> [Text]
· · · · · · ·

Retsky didn’t need anyone to tell him his prognosis. Although trained as a physicist, he had switched careers to cancer research in the early 1980s and spent more than a decade modeling the growth of breast cancer tumors. During his treatment, he joined the staff of one of the most prestigious cancer research labs in the country.
In the absence of chemotherapy, there was an 80 percent chance of relapse. Even with therapy, there was a 50 percent chance the cancer would return. The standard treatment was brutal. Six months of the highest dose of chemotherapy his body could withstand and, after that, nothing but hope.
Like many cancer patients, Retsky didn’t much like the odds. Unlike most cancer patients, however, he had the knowledge to question them. His own research had sown doubts that standard chemotherapy, as used the world over to treat colon and some breast cancers, was always the best approach. In collaboration with Hrushesky, the two devised an inexpensive, low-impact chemo treatment following surgery that dripped smaller doses of the drug into his body over a longer period of time.
Seventeen years later and cancer-free, Retsky cannot be entirely sure the treatment cured him, but he believes it likely did. Numerous laboratory, animal and small human studies suggest that low-dose, continuous chemotherapy holds promise in shrinking tumors and preventing cancer’s recurrence. But the next step—testing what Retsky did in a large-scale clinical trial—is a longshot given the way cancer treatments are developed today.
Take Michelle Holmes, an associate professor of medicine at Harvard Medical School. She’s been trying for years to raise money for trials on the effects of aspirin on breast cancer. Animal studies, in vitro experiments and analysis of patient outcomes suggest that aspirin might help inhibit breast cancer from spreading. Yet even her peers on scientific advisory boards appear uninterested, she says.

· · · · · · ·

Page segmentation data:
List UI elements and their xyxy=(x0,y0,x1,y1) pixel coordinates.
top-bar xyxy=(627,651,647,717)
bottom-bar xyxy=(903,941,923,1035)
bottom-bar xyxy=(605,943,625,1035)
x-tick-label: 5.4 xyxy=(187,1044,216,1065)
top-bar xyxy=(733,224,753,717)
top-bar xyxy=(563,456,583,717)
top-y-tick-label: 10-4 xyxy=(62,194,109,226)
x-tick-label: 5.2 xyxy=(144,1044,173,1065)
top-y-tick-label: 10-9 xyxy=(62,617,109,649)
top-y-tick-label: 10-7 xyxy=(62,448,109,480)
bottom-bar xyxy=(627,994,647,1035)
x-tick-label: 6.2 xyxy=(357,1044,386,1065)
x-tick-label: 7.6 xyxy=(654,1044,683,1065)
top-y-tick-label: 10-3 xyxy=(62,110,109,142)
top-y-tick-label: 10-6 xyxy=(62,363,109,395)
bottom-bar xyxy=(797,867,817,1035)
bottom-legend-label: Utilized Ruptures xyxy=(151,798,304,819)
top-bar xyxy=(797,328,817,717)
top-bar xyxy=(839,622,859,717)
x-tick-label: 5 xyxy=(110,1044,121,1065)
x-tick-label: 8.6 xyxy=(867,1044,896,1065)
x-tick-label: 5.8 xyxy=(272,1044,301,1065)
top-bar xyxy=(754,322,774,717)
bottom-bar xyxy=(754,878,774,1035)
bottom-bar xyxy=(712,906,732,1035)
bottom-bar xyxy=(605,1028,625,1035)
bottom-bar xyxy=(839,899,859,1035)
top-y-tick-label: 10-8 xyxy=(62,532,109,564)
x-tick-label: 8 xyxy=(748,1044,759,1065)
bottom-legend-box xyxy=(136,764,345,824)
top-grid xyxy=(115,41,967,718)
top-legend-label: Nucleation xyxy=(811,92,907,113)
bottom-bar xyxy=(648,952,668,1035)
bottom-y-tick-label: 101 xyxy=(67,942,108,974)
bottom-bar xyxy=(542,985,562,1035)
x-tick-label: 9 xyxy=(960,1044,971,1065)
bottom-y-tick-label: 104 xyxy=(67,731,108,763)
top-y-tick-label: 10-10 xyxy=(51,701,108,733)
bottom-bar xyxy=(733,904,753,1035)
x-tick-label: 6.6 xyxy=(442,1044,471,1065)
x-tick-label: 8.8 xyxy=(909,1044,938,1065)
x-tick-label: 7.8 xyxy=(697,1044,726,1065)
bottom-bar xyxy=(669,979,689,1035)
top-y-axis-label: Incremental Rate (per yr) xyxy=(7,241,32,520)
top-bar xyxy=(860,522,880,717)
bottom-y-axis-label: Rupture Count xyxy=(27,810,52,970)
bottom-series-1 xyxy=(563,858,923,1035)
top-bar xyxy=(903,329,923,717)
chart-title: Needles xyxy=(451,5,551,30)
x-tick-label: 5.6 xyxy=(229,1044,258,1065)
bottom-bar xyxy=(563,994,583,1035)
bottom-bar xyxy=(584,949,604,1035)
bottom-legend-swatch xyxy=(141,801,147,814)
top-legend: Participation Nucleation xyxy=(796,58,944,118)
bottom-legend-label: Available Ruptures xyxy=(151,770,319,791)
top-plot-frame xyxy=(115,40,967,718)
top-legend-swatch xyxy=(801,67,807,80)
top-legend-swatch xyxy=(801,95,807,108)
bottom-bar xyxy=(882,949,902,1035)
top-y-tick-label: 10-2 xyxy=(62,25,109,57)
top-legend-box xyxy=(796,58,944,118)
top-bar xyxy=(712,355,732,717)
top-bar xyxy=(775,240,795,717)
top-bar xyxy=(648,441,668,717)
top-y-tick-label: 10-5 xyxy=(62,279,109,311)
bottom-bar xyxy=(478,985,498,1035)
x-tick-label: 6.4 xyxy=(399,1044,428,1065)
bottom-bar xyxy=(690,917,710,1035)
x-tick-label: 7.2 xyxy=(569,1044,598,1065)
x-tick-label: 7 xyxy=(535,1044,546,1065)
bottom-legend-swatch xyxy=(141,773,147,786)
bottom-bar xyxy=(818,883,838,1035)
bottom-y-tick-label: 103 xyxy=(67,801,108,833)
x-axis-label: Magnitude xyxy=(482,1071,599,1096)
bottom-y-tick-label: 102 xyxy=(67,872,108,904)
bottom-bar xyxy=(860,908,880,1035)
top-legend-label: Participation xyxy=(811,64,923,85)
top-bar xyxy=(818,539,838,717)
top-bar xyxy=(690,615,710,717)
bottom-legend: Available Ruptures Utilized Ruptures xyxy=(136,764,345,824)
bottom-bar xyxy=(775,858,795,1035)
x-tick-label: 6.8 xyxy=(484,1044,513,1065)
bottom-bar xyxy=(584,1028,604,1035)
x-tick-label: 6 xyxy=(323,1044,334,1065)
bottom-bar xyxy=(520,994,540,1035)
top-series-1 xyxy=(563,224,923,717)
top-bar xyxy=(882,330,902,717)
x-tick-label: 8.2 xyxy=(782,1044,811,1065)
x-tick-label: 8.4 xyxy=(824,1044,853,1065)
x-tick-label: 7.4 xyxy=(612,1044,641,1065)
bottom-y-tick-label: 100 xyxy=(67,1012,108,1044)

· · · · · · ·

> [What to work on]
1 - Can you reproduce the text on Retsky's cancer treatment from "Seventeen years later" to "uninterested, she says."?
2 - Answer these from the text on Retsky's cancer treatment:
(a) When did Retsky switch careers to cancer research?
(b) Without chemotherapy, what was his chance of relapse?
(c) What drug has Michelle Holmes been trying to fund trials on for breast cancer?
The records aren't needed for any of this.

> [Outputs for the tasks]
1 -
Seventeen years later and cancer-free, Retsky cannot be entirely sure the treatment cured him, but he believes it likely did. Numerous laboratory, animal and small human studies suggest that low-dose, continuous chemotherapy holds promise in shrinking tumors and preventing cancer’s recurrence. But the next step—testing what Retsky did in a large-scale clinical trial—is a longshot given the way cancer treatments are developed today.
Take Michelle Holmes, an associate professor of medicine at Harvard Medical School. She’s been trying for years to raise money for trials on the effects of aspirin on breast cancer. Animal studies, in vitro experiments and analysis of patient outcomes suggest that aspirin might help inhibit breast cancer from spreading. Yet even her peers on scientific advisory boards appear uninterested, she says.

2 -
(a) In the early 1980s.
(b) 80 percent.
(c) Aspirin.